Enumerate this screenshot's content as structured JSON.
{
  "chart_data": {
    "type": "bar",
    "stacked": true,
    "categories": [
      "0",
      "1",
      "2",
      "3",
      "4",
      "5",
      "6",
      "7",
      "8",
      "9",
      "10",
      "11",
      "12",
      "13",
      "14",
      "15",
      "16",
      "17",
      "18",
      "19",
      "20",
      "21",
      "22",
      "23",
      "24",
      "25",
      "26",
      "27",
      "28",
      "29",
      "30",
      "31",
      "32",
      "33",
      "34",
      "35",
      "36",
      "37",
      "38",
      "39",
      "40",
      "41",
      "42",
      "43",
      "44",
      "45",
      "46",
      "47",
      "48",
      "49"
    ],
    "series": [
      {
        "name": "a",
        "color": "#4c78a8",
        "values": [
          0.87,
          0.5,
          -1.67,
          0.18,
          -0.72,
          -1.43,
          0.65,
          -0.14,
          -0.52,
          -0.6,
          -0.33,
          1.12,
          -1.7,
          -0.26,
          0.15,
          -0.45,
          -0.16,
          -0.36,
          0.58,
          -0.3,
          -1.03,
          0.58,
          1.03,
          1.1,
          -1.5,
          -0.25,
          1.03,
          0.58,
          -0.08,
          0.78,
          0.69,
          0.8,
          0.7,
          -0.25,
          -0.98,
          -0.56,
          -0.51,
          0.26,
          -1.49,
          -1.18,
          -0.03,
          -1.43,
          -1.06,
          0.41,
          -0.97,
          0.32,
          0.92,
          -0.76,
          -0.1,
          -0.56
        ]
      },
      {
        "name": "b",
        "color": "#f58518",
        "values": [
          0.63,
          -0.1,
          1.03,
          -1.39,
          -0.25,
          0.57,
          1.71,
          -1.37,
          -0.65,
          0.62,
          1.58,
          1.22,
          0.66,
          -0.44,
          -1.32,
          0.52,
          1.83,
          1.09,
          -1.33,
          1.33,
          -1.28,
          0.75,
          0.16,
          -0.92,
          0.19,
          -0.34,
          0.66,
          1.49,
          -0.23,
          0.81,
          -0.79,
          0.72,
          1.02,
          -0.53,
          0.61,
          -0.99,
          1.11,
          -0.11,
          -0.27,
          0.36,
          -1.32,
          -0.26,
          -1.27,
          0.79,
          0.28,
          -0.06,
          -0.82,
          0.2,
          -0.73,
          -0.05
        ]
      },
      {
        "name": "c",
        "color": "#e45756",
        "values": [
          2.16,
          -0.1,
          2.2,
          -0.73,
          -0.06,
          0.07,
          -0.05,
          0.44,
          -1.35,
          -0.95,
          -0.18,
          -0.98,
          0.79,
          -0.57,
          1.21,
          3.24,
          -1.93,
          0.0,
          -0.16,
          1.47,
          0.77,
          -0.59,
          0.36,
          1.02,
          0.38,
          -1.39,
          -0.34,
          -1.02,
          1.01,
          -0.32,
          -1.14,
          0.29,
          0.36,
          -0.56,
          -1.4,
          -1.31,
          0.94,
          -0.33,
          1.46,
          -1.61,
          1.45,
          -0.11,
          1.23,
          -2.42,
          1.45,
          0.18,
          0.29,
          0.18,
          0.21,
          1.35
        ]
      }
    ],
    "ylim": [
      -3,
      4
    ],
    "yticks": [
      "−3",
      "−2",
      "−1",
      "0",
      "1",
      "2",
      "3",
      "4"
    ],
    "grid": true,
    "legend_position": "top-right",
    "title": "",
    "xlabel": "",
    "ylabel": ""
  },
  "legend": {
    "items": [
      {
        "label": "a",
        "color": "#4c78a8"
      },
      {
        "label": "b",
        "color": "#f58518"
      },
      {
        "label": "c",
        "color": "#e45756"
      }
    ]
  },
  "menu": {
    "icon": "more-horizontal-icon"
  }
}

Goal of the exercise
Without leaving anything out, quote all the data.

Answer to this problem
Enumerate this screenshot's content as structured JSON.
{
  "chart_data": {
    "type": "bar",
    "stacked": true,
    "categories": [
      "0",
      "1",
      "2",
      "3",
      "4",
      "5",
      "6",
      "7",
      "8",
      "9",
      "10",
      "11",
      "12",
      "13",
      "14",
      "15",
      "16",
      "17",
      "18",
      "19",
      "20",
      "21",
      "22",
      "23",
      "24",
      "25",
      "26",
      "27",
      "28",
      "29",
      "30",
      "31",
      "32",
      "33",
      "34",
      "35",
      "36",
      "37",
      "38",
      "39",
      "40",
      "41",
      "42",
      "43",
      "44",
      "45",
      "46",
      "47",
      "48",
      "49"
    ],
    "series": [
      {
        "name": "a",
        "color": "#4c78a8",
        "values": [
          0.87,
          0.5,
          -1.67,
          0.18,
          -0.72,
          -1.43,
          0.65,
          -0.14,
          -0.52,
          -0.6,
          -0.33,
          1.12,
          -1.7,
          -0.26,
          0.15,
          -0.45,
          -0.16,
          -0.36,
          0.58,
          -0.3,
          -1.03,
          0.58,
          1.03,
          1.1,
          -1.5,
          -0.25,
          1.03,
          0.58,
          -0.08,
          0.78,
          0.69,
          0.8,
          0.7,
          -0.25,
          -0.98,
          -0.56,
          -0.51,
          0.26,
          -1.49,
          -1.18,
          -0.03,
          -1.43,
          -1.06,
          0.41,
          -0.97,
          0.32,
          0.92,
          -0.76,
          -0.1,
          -0.56
        ]
      },
      {
        "name": "b",
        "color": "#f58518",
        "values": [
          0.63,
          -0.1,
          1.03,
          -1.39,
          -0.25,
          0.57,
          1.71,
          -1.37,
          -0.65,
          0.62,
          1.58,
          1.22,
          0.66,
          -0.44,
          -1.32,
          0.52,
          1.83,
          1.09,
          -1.33,
          1.33,
          -1.28,
          0.75,
          0.16,
          -0.92,
          0.19,
          -0.34,
          0.66,
          1.49,
          -0.23,
          0.81,
          -0.79,
          0.72,
          1.02,
          -0.53,
          0.61,
          -0.99,
          1.11,
          -0.11,
          -0.27,
          0.36,
          -1.32,
          -0.26,
          -1.27,
          0.79,
          0.28,
          -0.06,
          -0.82,
          0.2,
          -0.73,
          -0.05
        ]
      },
      {
        "name": "c",
        "color": "#e45756",
        "values": [
          2.16,
          -0.1,
          2.2,
          -0.73,
          -0.06,
          0.07,
          -0.05,
          0.44,
          -1.35,
          -0.95,
          -0.18,
          -0.98,
          0.79,
          -0.57,
          1.21,
          3.24,
          -1.93,
          0.0,
          -0.16,
          1.47,
          0.77,
          -0.59,
          0.36,
          1.02,
          0.38,
          -1.39,
          -0.34,
          -1.02,
          1.01,
          -0.32,
          -1.14,
          0.29,
          0.36,
          -0.56,
          -1.4,
          -1.31,
          0.94,
          -0.33,
          1.46,
          -1.61,
          1.45,
          -0.11,
          1.23,
          -2.42,
          1.45,
          0.18,
          0.29,
          0.18,
          0.21,
          1.35
        ]
      }
    ],
    "ylim": [
      -3,
      4
    ],
    "yticks": [
      "−3",
      "−2",
      "−1",
      "0",
      "1",
      "2",
      "3",
      "4"
    ],
    "grid": true,
    "legend_position": "top-right",
    "title": "",
    "xlabel": "",
    "ylabel": ""
  },
  "legend": {
    "items": [
      {
        "label": "a",
        "color": "#4c78a8"
      },
      {
        "label": "b",
        "color": "#f58518"
      },
      {
        "label": "c",
        "color": "#e45756"
      }
    ]
  },
  "menu": {
    "icon": "more-horizontal-icon"
  }
}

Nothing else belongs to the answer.